## WHAT IS ASKED
**a)** In the Docker networking guide, which command removes unused networks?
**b)** Continue the Docker networking guide below from its final sentence.

— Start of QUOTED TEXT —

What it is: Docker's networking system that allows containers to communicate with each other and the outside world through various network drivers and configurations.

Why it matters: Proper networking is essential for container communication, security isolation, and connecting containerized applications to external services. Understanding Docker networking helps you design secure, scalable container architectures.

Default networks:
- bridge - Default network for containers on single host
- host - Container uses host's network stack directly
- none - Container has no network access

Network types:
- Bridge networks - Isolated networks on single Docker host
- Overlay networks - Multi-host networking for Docker Swarm
- Macvlan networks - Assign MAC addresses to containers
- Host networks - Direct access to host networking
- None networks - Completely isolated containers

Common commands:

# Network management
docker network ls                                   # List all networks
docker network inspect <network-name>              # Detailed network info
docker network create <network-name>               # Create custom network
docker network rm <network-name>                   # Remove network
docker network prune                               # Remove unused networks

# Container network operations
docker run --network=<network-name> nginx          # Connect to specific network
docker network connect <network-name> <container>  # Connect running container
docker network disconnect <network-name> <container> # Disconnect container

# Network troubleshooting
docker exec <container> ping <target>              # Test connectivity
docker exec <container> netstat -tlnp              # Check listening ports
docker exec <container> nslookup <hostname>        # DNS resolution test

Bridge Networks (Default)

What it is: Software-defined network that allows containers on the same Docker host to communicate with each other.

— End of QUOTED TEXT —
— Start of GIVEN INFORMATION —

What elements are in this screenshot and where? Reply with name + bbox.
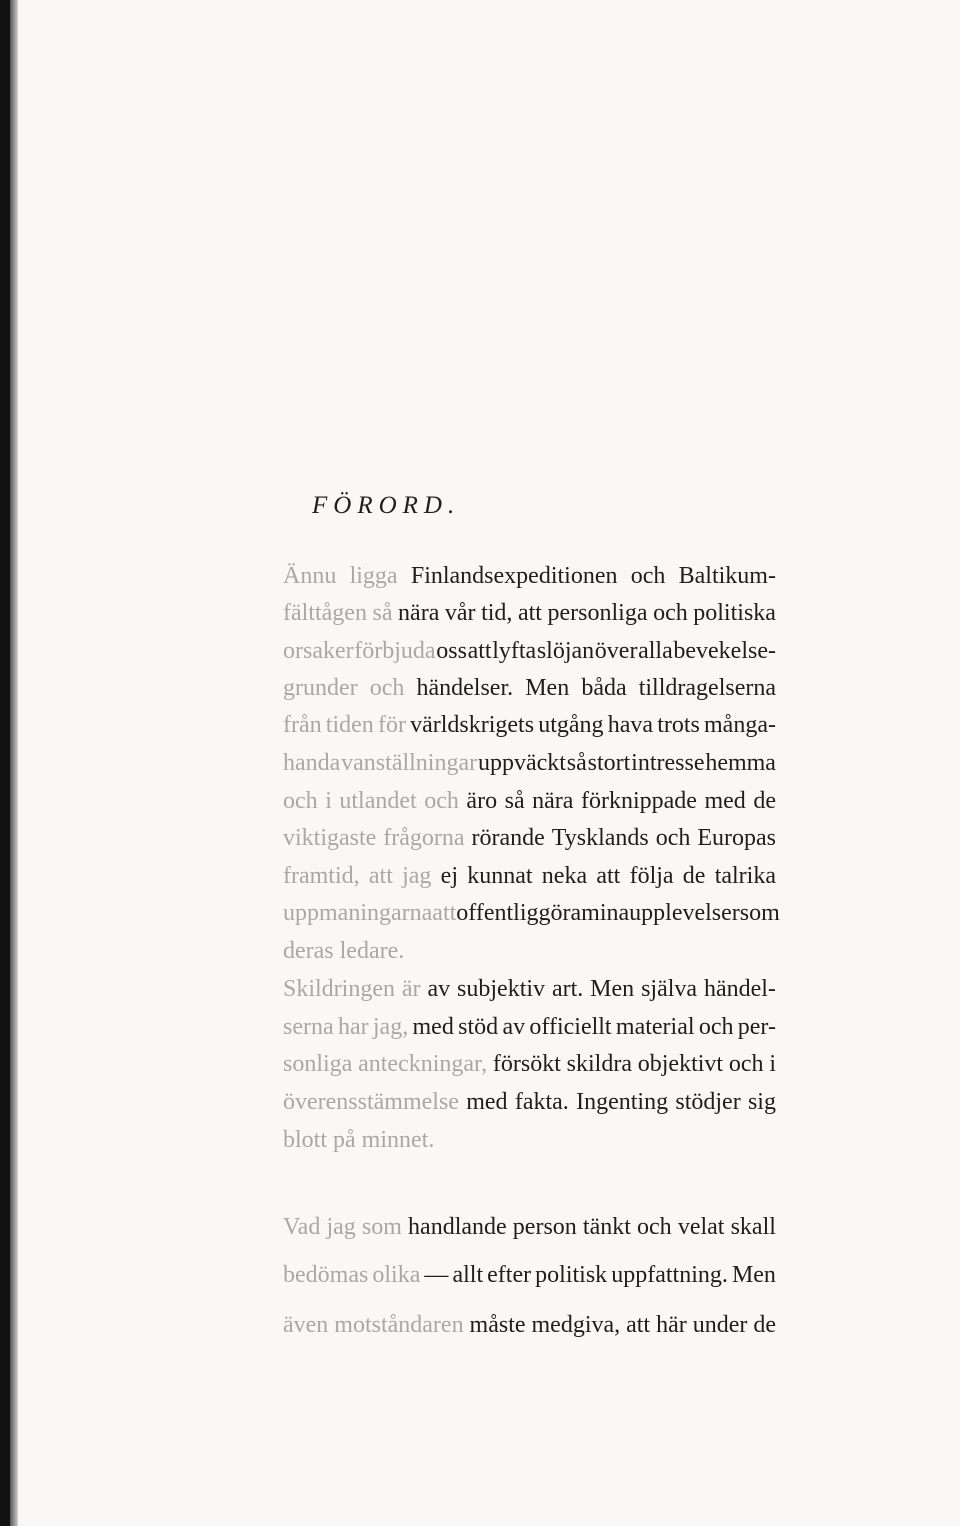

— End of GIVEN INFORMATION —

## SOLVED PROBLEMS
**a)** docker network prune

**b)**
How it works:
- Virtual bridge - Docker creates virtual network interface (docker0)
- Container interfaces - Each container gets virtual ethernet interface
- IP allocation - Containers get IP addresses from bridge subnet
- NAT translation - Outbound traffic is NAT'd through host IP

Default bridge limitations:
- No automatic DNS - Containers can't resolve each other by name
- All containers connected - No network isolation between containers
- Legacy networking - Older, less flexible approach

Custom bridge networks:

# Create custom bridge network
docker network create my-network

# Run containers on custom network
docker run -d --name web --network my-network nginx
docker run -d --name db --network my-network postgres

# Containers can communicate by name
docker exec web ping db  # This works with custom networks

Example bridge network configuration:

# Create network with custom subnet
docker network create \
  --driver bridge \
  --subnet=172.20.0.0/16 \
  --ip-range=172.20.240.0/20 \
  --gateway=172.20.0.1 \
  my-custom-network

# Run container with static IP
docker run -d \
  --name web-server \
  --network my-custom-network \
  --ip 172.20.240.10 \
  nginx

Host Networks

What it is: Container uses the host's network stack directly, without network isolation.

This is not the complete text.